→ Objective: Pick out each line containing the string "中二级以上标准规定" and copy it.

[Start Provided entries]

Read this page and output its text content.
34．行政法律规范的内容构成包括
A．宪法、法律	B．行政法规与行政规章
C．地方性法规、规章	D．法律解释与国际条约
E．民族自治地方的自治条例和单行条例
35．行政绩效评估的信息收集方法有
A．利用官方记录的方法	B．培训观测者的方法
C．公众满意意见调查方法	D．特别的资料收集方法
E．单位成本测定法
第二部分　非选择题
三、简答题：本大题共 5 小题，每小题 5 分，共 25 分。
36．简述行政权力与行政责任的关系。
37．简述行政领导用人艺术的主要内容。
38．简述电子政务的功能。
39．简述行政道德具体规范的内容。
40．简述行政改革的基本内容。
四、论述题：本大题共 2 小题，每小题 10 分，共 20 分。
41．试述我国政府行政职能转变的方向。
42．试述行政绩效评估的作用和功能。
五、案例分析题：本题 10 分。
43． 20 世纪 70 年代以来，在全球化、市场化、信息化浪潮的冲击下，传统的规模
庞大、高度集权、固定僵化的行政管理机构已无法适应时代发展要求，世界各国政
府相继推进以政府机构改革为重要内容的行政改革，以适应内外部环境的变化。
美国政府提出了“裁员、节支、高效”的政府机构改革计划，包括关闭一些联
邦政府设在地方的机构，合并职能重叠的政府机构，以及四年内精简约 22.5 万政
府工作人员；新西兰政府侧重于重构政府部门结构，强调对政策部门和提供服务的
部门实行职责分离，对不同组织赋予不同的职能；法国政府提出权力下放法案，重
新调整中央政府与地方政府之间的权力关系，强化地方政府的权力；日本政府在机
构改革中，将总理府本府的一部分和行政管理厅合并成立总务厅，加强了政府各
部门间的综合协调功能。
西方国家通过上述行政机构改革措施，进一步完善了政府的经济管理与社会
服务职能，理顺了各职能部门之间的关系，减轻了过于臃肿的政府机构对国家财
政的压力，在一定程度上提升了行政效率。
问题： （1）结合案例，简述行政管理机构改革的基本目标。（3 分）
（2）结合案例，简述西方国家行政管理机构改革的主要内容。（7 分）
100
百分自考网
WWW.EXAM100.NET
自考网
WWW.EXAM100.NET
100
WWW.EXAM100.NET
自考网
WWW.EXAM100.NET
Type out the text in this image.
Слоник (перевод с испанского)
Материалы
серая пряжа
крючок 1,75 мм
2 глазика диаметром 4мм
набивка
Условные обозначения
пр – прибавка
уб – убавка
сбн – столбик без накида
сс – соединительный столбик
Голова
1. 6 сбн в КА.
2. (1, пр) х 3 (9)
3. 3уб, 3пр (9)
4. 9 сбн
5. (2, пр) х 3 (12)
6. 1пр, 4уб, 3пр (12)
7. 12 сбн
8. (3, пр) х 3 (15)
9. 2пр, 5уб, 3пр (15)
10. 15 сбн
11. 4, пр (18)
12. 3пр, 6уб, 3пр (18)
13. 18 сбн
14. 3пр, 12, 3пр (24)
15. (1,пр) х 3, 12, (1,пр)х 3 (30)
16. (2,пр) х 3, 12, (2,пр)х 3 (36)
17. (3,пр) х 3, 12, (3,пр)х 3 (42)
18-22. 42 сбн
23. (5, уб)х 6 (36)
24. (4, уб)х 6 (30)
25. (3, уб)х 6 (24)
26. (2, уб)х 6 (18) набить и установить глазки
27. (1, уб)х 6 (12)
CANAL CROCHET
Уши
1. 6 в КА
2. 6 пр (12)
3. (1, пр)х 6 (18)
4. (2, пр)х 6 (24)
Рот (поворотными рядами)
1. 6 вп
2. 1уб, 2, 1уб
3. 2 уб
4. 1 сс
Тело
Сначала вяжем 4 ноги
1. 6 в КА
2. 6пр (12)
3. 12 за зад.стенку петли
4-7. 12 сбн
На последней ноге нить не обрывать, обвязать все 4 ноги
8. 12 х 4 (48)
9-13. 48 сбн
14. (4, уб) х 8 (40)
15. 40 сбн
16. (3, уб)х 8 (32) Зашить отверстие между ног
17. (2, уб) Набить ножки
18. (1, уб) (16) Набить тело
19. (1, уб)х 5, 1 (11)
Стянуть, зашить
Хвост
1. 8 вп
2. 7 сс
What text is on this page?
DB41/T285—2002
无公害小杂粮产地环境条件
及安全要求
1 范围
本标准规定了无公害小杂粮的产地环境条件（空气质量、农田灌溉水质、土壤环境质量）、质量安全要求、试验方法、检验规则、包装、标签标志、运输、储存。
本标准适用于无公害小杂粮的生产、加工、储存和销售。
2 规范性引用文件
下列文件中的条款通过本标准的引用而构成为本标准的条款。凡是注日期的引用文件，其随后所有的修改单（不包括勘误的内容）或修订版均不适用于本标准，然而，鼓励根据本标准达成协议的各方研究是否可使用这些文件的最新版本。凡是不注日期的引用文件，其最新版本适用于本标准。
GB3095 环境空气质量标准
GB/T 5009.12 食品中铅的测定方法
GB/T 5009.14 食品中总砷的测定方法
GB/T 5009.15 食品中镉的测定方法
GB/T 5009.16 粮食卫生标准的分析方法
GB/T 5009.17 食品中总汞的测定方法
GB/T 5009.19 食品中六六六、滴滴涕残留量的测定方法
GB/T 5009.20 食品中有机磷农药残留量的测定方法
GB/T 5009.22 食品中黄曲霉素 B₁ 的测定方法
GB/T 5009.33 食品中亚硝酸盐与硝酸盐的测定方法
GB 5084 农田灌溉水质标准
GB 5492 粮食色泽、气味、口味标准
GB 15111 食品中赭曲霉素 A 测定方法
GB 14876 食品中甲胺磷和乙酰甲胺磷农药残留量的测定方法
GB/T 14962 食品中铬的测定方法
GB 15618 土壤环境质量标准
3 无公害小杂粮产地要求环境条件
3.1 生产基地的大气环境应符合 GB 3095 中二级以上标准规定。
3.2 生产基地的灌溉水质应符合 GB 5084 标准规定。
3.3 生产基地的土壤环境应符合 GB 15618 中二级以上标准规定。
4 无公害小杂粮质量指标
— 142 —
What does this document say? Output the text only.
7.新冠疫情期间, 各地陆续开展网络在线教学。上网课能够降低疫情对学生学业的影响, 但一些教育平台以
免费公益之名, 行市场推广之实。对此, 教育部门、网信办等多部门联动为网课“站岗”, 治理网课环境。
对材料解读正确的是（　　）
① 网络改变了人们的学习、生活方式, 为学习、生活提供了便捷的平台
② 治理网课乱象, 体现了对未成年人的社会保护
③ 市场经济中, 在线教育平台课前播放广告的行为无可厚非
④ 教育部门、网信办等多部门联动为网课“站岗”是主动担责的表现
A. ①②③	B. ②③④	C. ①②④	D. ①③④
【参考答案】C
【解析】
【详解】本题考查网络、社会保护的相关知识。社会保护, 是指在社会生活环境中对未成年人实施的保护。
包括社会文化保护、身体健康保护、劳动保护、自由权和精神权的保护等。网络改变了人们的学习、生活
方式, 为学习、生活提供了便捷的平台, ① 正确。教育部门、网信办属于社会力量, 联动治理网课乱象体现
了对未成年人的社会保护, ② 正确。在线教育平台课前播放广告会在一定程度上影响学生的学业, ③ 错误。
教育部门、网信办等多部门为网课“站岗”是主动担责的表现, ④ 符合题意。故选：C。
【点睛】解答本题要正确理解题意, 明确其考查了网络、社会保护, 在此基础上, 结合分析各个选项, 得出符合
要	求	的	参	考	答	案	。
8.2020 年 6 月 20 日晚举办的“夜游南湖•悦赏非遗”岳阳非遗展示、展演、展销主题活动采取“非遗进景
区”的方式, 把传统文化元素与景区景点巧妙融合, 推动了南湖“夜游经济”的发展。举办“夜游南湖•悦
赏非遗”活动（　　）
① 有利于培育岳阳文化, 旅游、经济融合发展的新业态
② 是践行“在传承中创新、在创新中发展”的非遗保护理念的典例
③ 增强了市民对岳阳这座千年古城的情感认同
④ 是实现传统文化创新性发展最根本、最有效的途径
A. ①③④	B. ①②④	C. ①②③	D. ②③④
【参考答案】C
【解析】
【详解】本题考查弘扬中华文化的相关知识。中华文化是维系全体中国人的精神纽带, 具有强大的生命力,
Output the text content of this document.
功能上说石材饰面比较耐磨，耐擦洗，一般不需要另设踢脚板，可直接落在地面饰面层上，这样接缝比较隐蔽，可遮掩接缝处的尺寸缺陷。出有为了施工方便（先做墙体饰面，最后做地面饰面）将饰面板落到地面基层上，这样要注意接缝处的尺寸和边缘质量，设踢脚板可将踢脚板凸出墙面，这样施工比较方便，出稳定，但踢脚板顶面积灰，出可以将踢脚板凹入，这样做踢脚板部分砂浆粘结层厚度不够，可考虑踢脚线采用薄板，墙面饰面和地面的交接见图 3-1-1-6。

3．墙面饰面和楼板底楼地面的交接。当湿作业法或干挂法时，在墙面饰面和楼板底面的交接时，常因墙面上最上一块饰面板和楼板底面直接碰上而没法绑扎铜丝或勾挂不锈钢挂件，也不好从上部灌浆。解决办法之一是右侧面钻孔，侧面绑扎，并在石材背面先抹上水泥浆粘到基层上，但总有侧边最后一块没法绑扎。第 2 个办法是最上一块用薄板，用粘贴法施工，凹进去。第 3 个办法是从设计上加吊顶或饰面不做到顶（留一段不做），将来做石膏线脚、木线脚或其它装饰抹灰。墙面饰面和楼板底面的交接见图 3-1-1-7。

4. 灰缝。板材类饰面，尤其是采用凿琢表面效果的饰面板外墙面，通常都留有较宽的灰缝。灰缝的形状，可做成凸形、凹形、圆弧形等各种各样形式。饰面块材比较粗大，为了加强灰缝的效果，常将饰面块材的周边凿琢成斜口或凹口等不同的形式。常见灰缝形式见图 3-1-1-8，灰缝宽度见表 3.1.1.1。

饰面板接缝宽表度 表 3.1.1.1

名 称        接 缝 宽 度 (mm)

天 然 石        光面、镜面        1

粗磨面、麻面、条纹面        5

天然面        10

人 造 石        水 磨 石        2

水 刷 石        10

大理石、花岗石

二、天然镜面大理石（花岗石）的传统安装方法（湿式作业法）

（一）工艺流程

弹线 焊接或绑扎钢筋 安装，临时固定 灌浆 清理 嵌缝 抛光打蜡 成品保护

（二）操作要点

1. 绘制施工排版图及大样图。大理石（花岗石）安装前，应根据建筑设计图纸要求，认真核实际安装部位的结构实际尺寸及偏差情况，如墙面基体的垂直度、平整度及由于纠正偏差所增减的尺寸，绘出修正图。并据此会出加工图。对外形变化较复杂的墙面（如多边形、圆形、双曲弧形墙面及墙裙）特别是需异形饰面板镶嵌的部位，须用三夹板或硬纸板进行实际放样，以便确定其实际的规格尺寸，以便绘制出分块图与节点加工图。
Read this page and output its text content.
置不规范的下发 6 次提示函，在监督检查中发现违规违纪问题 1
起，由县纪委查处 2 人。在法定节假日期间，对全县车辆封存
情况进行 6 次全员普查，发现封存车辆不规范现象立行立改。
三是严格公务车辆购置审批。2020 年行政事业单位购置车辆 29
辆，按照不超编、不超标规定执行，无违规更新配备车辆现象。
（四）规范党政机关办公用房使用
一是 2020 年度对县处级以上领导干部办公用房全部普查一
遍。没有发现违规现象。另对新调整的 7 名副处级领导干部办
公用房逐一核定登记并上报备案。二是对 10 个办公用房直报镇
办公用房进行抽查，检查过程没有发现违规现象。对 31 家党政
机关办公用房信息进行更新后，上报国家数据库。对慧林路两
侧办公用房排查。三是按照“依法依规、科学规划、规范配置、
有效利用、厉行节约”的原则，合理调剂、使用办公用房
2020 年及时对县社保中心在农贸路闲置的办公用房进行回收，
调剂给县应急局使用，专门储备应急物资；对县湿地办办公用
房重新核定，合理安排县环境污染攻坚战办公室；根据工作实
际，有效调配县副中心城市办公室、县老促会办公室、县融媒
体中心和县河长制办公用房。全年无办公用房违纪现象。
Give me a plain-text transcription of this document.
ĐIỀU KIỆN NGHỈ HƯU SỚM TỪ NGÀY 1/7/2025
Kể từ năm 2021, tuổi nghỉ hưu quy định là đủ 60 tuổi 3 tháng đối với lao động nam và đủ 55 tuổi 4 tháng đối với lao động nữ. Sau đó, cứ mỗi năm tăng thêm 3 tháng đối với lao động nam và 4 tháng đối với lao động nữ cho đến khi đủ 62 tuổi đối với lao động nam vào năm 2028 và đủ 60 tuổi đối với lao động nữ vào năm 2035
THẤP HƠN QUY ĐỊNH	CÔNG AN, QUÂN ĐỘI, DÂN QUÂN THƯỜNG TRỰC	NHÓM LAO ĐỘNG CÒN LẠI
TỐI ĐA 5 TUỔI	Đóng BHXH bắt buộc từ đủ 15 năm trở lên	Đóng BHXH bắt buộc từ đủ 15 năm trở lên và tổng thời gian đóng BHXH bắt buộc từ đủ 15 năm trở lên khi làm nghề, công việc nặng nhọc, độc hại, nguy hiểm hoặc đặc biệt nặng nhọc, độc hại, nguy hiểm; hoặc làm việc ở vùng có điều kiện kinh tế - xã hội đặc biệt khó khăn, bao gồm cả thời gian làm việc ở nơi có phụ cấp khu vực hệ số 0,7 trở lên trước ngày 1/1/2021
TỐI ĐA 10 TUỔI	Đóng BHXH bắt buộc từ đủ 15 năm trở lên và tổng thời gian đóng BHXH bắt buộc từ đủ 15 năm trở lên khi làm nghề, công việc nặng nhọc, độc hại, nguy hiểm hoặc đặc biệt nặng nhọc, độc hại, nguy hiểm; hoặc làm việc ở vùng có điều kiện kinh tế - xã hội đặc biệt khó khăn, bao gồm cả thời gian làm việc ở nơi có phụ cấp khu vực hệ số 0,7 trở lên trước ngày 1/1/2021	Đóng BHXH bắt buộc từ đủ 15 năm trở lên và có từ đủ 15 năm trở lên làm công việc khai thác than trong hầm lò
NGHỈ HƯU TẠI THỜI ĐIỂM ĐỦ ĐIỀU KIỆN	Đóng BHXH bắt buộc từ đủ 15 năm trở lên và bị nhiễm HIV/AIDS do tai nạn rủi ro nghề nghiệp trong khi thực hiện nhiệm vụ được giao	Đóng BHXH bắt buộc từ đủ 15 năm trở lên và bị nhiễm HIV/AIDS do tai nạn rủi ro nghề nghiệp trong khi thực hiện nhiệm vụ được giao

[End Provided entries]

→ Solved problem:
3.1 生产基地的大气环境应符合 GB 3095 中二级以上标准规定。
3.3 生产基地的土壤环境应符合 GB 15618 中二级以上标准规定。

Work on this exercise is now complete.